COMPITO BREVE ▸ Modifichi tutto ciò che va dall'inizio dei record fino alla riga che contiene "bar-top (483, 284, 511, 298)", compresa: ovunque compaia "value-label", scriva "data-label" e lasci invariato tutto il resto.

>>>>

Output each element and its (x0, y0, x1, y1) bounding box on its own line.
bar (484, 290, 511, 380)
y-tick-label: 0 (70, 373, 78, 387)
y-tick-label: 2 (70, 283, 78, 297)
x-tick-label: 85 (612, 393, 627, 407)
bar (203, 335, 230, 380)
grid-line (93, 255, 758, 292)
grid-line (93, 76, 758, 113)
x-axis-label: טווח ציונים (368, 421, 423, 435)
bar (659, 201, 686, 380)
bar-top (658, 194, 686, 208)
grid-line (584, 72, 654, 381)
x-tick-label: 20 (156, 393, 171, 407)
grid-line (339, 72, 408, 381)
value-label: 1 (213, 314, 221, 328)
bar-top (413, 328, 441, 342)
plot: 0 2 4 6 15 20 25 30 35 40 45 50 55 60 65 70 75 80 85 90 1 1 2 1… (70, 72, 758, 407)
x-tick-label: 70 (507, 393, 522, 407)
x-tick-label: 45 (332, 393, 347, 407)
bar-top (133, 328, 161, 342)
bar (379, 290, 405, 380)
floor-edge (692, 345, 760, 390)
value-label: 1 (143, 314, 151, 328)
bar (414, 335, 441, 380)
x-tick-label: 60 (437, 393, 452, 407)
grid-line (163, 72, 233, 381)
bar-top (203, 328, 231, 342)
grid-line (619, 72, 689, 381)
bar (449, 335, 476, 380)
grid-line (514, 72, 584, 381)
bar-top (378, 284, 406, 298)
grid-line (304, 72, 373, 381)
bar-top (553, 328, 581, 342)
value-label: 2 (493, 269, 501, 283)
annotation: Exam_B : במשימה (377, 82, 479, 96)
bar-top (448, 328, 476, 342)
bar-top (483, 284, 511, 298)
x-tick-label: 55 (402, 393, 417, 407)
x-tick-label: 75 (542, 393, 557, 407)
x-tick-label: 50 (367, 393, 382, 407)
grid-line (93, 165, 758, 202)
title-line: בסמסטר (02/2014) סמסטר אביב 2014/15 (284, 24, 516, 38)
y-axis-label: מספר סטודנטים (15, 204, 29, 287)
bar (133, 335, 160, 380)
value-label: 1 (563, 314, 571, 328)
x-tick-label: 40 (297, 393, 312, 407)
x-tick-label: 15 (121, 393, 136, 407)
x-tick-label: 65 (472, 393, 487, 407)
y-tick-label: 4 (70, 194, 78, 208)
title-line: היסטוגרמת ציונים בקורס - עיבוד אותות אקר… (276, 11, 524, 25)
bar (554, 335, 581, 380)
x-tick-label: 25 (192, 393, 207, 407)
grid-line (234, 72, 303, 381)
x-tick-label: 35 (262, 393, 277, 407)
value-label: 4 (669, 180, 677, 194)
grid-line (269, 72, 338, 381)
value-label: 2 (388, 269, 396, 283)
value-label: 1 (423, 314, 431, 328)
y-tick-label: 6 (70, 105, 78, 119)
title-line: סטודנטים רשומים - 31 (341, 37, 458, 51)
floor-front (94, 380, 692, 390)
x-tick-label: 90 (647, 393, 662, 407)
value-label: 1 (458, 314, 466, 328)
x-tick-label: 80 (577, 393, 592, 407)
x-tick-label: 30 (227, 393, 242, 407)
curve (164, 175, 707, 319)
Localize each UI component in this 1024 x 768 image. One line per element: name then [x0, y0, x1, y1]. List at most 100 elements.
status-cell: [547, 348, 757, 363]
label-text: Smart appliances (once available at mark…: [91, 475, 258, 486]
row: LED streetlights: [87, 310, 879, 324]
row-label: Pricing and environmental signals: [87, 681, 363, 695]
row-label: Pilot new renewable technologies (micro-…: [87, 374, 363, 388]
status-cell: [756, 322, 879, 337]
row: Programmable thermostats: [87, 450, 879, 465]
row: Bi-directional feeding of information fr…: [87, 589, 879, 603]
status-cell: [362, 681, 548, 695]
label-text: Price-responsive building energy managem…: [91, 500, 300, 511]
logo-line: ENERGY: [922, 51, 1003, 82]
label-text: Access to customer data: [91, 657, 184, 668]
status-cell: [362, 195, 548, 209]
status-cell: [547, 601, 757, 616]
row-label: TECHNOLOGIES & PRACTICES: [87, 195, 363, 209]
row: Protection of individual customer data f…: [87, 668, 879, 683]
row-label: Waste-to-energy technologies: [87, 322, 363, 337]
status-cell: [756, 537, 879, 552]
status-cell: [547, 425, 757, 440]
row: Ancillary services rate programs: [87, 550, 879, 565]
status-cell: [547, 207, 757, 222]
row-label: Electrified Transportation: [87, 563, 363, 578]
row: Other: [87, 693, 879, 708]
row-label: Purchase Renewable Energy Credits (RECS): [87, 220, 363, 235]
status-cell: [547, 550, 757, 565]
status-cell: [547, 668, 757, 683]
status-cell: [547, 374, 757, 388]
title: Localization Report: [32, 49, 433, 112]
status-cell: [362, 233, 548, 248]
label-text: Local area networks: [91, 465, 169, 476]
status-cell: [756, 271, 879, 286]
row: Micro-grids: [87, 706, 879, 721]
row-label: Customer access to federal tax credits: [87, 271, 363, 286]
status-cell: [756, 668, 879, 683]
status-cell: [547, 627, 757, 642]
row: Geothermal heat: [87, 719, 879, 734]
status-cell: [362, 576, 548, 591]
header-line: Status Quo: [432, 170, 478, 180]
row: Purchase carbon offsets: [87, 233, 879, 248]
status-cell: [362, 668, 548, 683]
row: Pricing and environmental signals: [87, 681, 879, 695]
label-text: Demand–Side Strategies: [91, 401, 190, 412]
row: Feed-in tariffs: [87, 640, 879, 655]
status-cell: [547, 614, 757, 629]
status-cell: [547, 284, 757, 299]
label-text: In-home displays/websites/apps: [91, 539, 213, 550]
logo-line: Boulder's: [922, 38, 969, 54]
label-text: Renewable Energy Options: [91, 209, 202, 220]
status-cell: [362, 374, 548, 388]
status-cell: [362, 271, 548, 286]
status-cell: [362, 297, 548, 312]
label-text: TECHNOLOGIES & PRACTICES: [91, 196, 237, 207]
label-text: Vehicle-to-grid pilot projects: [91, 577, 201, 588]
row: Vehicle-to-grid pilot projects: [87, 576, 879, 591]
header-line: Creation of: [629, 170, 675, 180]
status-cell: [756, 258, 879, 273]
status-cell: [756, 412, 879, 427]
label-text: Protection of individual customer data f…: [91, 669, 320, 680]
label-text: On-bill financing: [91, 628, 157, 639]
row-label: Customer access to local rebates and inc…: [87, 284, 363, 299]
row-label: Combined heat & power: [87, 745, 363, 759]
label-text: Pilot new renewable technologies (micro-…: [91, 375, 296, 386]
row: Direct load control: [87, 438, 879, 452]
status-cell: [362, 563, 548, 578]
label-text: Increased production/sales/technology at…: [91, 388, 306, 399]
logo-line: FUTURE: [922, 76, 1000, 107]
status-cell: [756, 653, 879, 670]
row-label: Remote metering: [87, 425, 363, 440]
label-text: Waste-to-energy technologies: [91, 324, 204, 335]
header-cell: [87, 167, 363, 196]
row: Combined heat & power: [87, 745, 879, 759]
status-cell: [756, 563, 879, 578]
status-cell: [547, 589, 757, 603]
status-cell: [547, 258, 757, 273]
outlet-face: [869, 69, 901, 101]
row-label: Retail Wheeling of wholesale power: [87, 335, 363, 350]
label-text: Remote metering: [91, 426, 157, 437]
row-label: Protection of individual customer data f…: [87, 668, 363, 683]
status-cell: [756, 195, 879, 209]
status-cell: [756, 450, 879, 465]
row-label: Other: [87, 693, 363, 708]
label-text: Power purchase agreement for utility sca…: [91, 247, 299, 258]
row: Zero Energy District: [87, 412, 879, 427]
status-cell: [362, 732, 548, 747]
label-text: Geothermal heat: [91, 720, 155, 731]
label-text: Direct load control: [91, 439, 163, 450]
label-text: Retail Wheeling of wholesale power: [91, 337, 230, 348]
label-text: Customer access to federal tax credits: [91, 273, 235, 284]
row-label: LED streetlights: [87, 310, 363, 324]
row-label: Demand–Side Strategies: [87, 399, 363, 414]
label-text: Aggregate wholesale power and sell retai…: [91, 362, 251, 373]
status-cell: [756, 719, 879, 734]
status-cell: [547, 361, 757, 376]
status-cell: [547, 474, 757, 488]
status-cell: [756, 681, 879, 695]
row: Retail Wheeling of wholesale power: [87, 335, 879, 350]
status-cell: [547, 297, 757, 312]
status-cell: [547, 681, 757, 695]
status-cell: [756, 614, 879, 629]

<<<<

RISULTATO DEL COMPITO ▸
Output each element and its (x0, y0, x1, y1) bounding box on its own line.
bar (484, 290, 511, 380)
y-tick-label: 0 (70, 373, 78, 387)
y-tick-label: 2 (70, 283, 78, 297)
x-tick-label: 85 (612, 393, 627, 407)
bar (203, 335, 230, 380)
grid-line (93, 255, 758, 292)
grid-line (93, 76, 758, 113)
x-axis-label: טווח ציונים (368, 421, 423, 435)
bar (659, 201, 686, 380)
bar-top (658, 194, 686, 208)
grid-line (584, 72, 654, 381)
x-tick-label: 20 (156, 393, 171, 407)
grid-line (339, 72, 408, 381)
data-label: 1 (213, 314, 221, 328)
bar-top (413, 328, 441, 342)
plot: 0 2 4 6 15 20 25 30 35 40 45 50 55 60 65 70 75 80 85 90 1 1 2 1… (70, 72, 758, 407)
x-tick-label: 70 (507, 393, 522, 407)
x-tick-label: 45 (332, 393, 347, 407)
bar-top (133, 328, 161, 342)
bar (379, 290, 405, 380)
floor-edge (692, 345, 760, 390)
data-label: 1 (143, 314, 151, 328)
bar (414, 335, 441, 380)
x-tick-label: 60 (437, 393, 452, 407)
grid-line (163, 72, 233, 381)
bar-top (203, 328, 231, 342)
grid-line (619, 72, 689, 381)
bar (449, 335, 476, 380)
grid-line (514, 72, 584, 381)
bar-top (378, 284, 406, 298)
grid-line (304, 72, 373, 381)
bar-top (553, 328, 581, 342)
data-label: 2 (493, 269, 501, 283)
annotation: Exam_B : במשימה (377, 82, 479, 96)
bar-top (448, 328, 476, 342)
bar-top (483, 284, 511, 298)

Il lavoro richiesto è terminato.